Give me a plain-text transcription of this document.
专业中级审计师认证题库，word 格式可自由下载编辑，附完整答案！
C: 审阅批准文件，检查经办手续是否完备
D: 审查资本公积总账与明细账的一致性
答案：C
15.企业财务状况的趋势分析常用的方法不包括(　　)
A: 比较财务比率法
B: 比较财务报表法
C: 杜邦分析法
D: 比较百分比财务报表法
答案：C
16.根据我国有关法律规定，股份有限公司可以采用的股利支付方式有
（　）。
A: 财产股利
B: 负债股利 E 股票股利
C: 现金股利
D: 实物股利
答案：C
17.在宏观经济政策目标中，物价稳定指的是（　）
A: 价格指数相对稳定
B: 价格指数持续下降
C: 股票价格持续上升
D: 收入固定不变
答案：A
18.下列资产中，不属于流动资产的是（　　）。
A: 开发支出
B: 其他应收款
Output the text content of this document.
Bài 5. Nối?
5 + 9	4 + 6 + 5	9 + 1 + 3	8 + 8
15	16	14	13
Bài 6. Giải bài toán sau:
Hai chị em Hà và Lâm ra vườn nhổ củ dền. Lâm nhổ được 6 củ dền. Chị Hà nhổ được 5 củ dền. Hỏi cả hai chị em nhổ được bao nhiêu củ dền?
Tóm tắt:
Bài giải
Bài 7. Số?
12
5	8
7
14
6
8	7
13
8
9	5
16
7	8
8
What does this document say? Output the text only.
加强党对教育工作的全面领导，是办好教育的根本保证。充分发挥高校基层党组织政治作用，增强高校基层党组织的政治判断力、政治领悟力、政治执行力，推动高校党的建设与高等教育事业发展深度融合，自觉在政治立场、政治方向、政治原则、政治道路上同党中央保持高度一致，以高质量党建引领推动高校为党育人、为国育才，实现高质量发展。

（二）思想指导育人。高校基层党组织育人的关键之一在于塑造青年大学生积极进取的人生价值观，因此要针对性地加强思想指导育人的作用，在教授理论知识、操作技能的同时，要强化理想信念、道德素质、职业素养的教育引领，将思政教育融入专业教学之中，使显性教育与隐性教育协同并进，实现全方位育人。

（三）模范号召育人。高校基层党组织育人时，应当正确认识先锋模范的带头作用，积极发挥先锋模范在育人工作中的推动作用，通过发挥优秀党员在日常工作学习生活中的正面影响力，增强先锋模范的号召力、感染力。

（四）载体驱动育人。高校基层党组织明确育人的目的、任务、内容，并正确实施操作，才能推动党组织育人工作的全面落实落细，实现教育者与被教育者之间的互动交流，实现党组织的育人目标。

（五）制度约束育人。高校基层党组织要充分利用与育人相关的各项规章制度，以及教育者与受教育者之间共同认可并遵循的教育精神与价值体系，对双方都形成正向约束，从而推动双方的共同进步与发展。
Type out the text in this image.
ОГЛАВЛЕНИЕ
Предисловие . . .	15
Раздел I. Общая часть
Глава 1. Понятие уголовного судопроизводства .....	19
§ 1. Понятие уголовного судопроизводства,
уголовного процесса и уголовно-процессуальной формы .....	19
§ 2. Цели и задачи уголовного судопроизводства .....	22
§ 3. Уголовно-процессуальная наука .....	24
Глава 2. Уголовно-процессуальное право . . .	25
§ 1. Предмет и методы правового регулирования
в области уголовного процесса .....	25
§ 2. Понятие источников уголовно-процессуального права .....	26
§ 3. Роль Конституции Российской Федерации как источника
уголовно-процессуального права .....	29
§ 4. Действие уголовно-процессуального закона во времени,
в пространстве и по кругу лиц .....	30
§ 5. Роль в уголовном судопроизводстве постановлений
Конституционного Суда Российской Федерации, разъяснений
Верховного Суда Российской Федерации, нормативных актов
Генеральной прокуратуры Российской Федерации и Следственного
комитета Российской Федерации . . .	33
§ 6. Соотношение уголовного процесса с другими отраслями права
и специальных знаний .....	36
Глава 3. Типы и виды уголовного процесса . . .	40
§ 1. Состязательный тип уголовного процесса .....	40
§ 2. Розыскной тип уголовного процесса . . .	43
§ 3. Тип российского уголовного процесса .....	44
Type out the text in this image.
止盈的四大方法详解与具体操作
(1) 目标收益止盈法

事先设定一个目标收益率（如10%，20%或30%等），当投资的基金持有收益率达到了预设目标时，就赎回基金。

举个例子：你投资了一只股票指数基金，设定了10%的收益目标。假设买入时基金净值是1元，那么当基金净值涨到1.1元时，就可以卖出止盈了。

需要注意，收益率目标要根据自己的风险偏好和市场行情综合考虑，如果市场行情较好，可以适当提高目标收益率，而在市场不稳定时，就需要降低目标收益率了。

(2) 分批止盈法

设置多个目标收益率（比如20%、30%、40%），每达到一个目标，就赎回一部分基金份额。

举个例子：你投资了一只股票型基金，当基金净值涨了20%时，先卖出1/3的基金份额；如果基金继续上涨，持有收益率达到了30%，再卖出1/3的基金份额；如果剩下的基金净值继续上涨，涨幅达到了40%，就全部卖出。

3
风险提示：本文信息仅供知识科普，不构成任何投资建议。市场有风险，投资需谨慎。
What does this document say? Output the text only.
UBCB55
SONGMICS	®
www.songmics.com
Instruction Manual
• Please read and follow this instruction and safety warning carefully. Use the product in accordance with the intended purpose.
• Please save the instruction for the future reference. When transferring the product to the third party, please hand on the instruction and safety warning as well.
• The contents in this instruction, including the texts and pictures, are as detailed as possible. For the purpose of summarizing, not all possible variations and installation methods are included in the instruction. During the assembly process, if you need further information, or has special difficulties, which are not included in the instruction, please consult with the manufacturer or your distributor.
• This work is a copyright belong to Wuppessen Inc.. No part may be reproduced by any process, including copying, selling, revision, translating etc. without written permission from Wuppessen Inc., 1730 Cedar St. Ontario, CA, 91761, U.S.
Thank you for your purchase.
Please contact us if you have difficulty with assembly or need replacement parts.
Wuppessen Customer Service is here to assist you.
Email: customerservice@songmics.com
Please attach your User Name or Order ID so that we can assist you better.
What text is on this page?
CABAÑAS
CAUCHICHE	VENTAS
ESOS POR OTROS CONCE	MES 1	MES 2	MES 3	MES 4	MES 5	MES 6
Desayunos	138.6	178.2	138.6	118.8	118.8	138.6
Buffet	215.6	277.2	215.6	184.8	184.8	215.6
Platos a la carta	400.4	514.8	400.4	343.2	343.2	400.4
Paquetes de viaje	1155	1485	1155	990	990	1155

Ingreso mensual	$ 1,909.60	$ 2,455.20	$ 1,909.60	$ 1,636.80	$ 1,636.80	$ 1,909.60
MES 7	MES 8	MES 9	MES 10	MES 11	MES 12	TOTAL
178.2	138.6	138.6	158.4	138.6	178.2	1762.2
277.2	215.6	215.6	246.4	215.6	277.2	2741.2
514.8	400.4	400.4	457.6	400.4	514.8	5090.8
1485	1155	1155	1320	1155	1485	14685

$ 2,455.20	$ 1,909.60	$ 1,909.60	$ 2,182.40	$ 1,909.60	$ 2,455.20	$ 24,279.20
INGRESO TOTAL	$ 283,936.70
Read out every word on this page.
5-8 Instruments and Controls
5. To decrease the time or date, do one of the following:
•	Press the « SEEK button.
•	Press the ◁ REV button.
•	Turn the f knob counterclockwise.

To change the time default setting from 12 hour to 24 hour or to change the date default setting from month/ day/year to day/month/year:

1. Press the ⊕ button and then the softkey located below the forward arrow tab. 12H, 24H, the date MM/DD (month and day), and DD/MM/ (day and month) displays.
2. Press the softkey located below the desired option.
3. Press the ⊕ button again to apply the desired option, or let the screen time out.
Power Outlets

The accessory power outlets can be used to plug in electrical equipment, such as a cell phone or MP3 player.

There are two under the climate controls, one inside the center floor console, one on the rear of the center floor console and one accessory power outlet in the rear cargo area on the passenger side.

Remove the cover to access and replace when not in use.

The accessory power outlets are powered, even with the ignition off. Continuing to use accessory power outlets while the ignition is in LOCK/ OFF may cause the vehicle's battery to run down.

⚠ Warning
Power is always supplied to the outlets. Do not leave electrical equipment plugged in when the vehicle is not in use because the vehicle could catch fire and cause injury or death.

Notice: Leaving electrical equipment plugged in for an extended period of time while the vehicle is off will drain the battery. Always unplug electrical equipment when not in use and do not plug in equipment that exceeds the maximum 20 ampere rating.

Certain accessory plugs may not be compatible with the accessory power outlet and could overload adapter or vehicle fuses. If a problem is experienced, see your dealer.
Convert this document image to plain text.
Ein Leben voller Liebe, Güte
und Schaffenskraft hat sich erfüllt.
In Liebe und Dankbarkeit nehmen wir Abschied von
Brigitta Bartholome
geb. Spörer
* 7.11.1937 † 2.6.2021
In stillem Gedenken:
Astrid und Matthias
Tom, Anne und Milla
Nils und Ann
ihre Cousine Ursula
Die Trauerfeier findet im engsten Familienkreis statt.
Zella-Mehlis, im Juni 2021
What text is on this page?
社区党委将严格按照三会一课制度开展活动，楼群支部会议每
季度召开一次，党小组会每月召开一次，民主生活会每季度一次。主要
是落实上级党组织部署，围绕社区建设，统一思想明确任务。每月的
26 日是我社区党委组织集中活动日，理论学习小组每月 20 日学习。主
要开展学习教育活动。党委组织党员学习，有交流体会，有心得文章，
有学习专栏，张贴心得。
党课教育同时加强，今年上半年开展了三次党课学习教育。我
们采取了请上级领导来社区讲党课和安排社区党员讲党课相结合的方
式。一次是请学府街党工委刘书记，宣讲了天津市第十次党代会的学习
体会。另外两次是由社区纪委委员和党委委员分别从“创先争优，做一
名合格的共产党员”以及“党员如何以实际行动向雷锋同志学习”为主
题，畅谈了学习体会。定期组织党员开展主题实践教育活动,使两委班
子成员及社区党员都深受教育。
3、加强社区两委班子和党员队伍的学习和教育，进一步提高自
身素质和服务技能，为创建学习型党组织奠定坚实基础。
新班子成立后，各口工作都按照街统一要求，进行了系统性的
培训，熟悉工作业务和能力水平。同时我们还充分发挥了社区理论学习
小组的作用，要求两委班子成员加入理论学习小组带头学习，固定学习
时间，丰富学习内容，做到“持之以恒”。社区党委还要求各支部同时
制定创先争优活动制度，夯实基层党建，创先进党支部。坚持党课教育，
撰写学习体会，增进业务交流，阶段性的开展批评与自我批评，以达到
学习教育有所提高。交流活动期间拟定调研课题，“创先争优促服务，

· · · · ·

What to work on: Check every line of the entries above for the word "safety" and report how many lines contain it, giving the number only.

Correct output: 2